— WHAT YOU NEED TO DO —
Lines holding the string "ffffff" are the ones to copy from this listing.

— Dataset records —
++++
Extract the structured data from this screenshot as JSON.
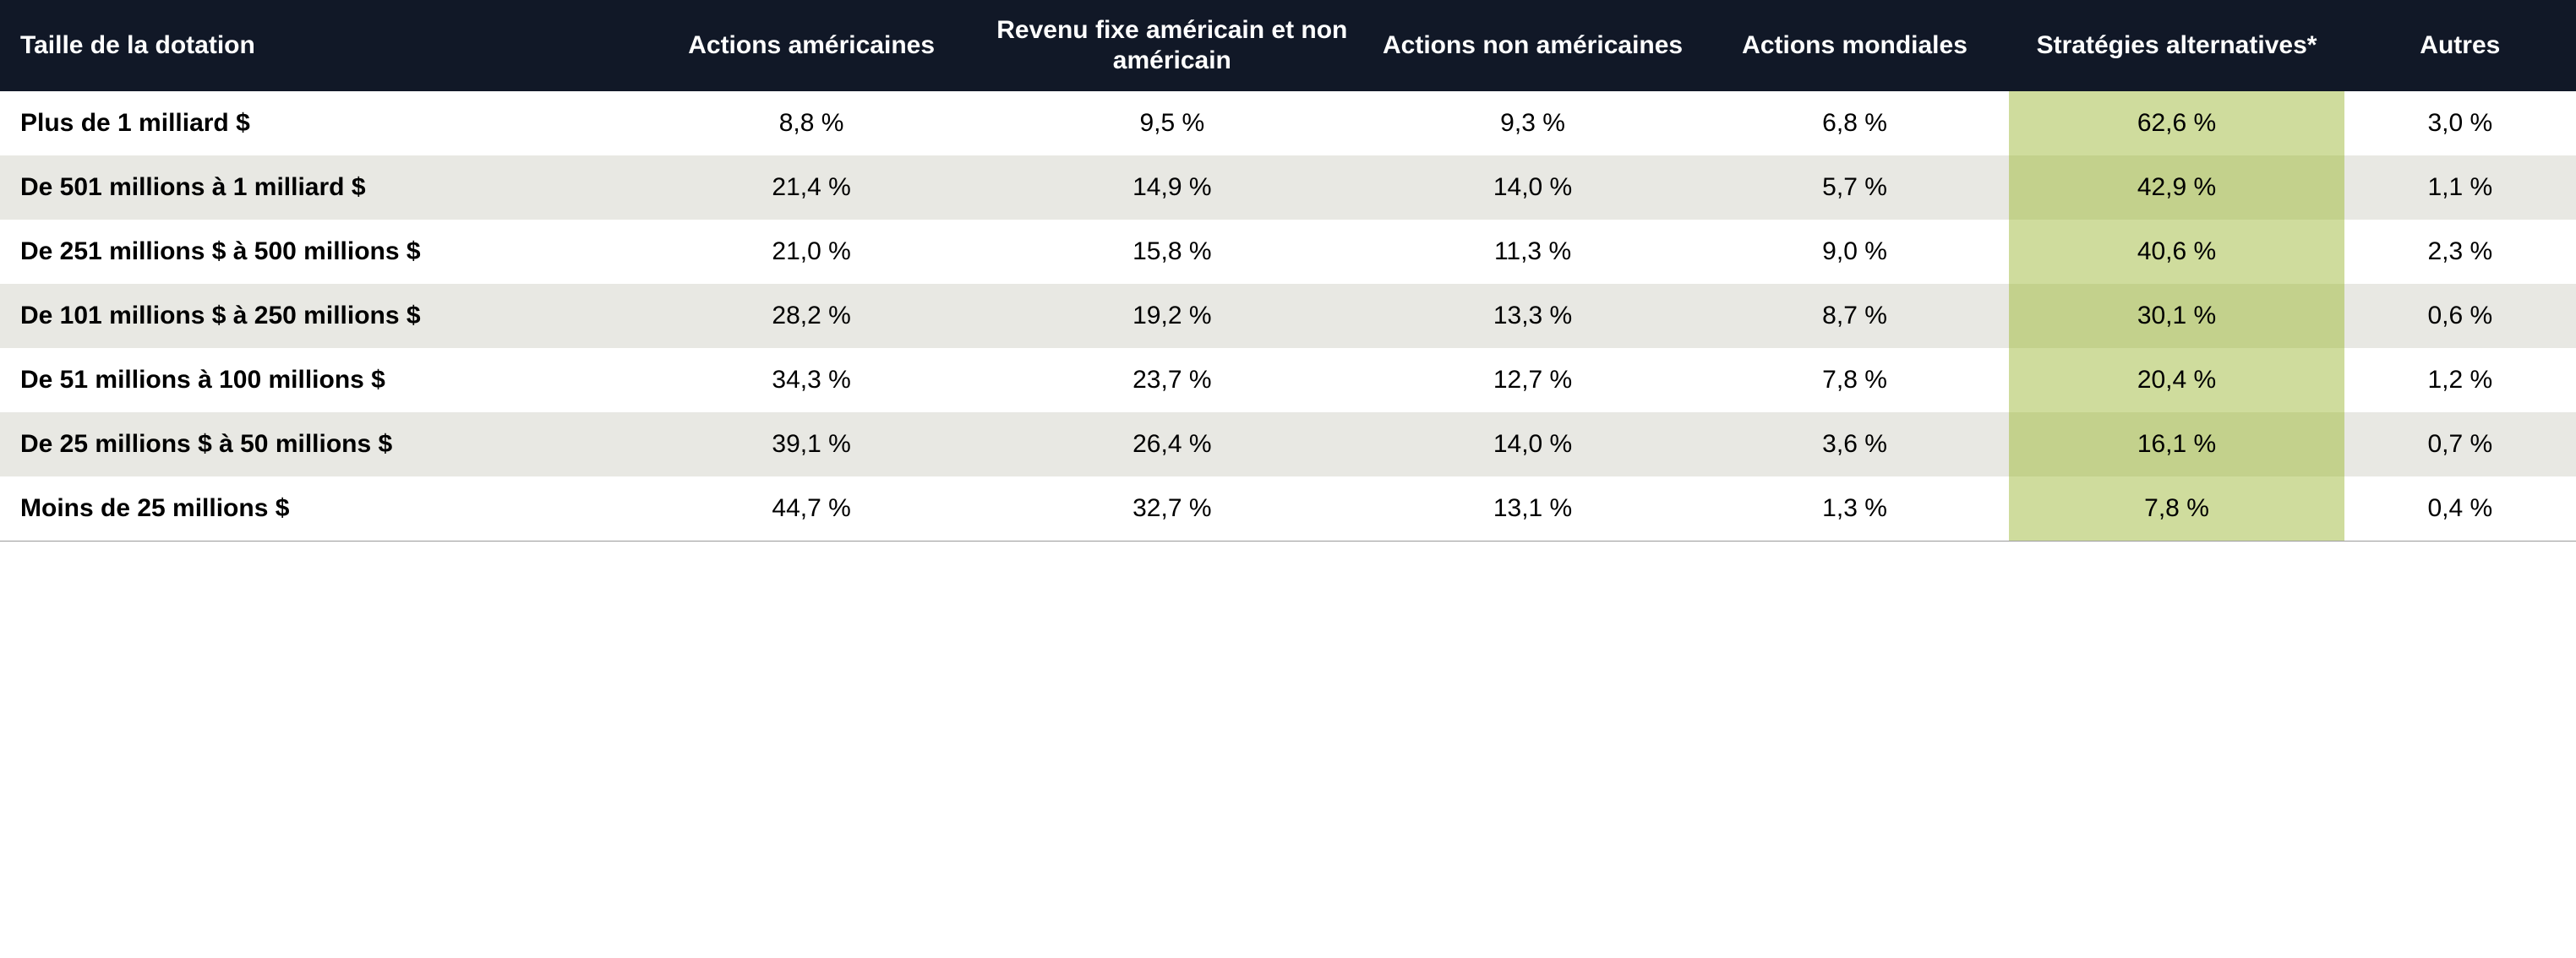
{
  "table": {
    "header_bg": "#111827",
    "header_color": "#ffffff",
    "row_odd_bg": "#ffffff",
    "row_even_bg": "#e8e8e3",
    "highlight_odd_bg": "#cfdc9d",
    "highlight_even_bg": "#c3d18c",
    "text_color": "#000000",
    "header_fontsize": 30,
    "body_fontsize": 30,
    "col_widths": [
      "25%",
      "13%",
      "15%",
      "13%",
      "12%",
      "13%",
      "9%"
    ],
    "highlight_col_index": 5,
    "columns": [
      "Taille de la dotation",
      "Actions américaines",
      "Revenu fixe américain et non américain",
      "Actions non américaines",
      "Actions mondiales",
      "Stratégies alternatives*",
      "Autres"
    ],
    "rows": [
      {
        "label": "Plus de 1 milliard $",
        "cells": [
          "8,8 %",
          "9,5 %",
          "9,3 %",
          "6,8 %",
          "62,6 %",
          "3,0 %"
        ]
      },
      {
        "label": "De 501 millions à 1 milliard $",
        "cells": [
          "21,4 %",
          "14,9 %",
          "14,0 %",
          "5,7 %",
          "42,9 %",
          "1,1 %"
        ]
      },
      {
        "label": "De 251 millions $ à 500 millions $",
        "cells": [
          "21,0 %",
          "15,8 %",
          "11,3 %",
          "9,0 %",
          "40,6 %",
          "2,3 %"
        ]
      },
      {
        "label": "De 101 millions $ à 250 millions $",
        "cells": [
          "28,2 %",
          "19,2 %",
          "13,3 %",
          "8,7 %",
          "30,1 %",
          "0,6 %"
        ]
      },
      {
        "label": "De 51 millions à 100 millions $",
        "cells": [
          "34,3 %",
          "23,7 %",
          "12,7 %",
          "7,8 %",
          "20,4 %",
          "1,2 %"
        ]
      },
      {
        "label": "De 25 millions $ à 50 millions $",
        "cells": [
          "39,1 %",
          "26,4 %",
          "14,0 %",
          "3,6 %",
          "16,1 %",
          "0,7 %"
        ]
      },
      {
        "label": "Moins de 25 millions $",
        "cells": [
          "44,7 %",
          "32,7 %",
          "13,1 %",
          "1,3 %",
          "7,8 %",
          "0,4 %"
        ]
      }
    ]
  }
}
++++
— RESULT BELOW —
    "header_color": "#ffffff",
    "row_odd_bg": "#ffffff",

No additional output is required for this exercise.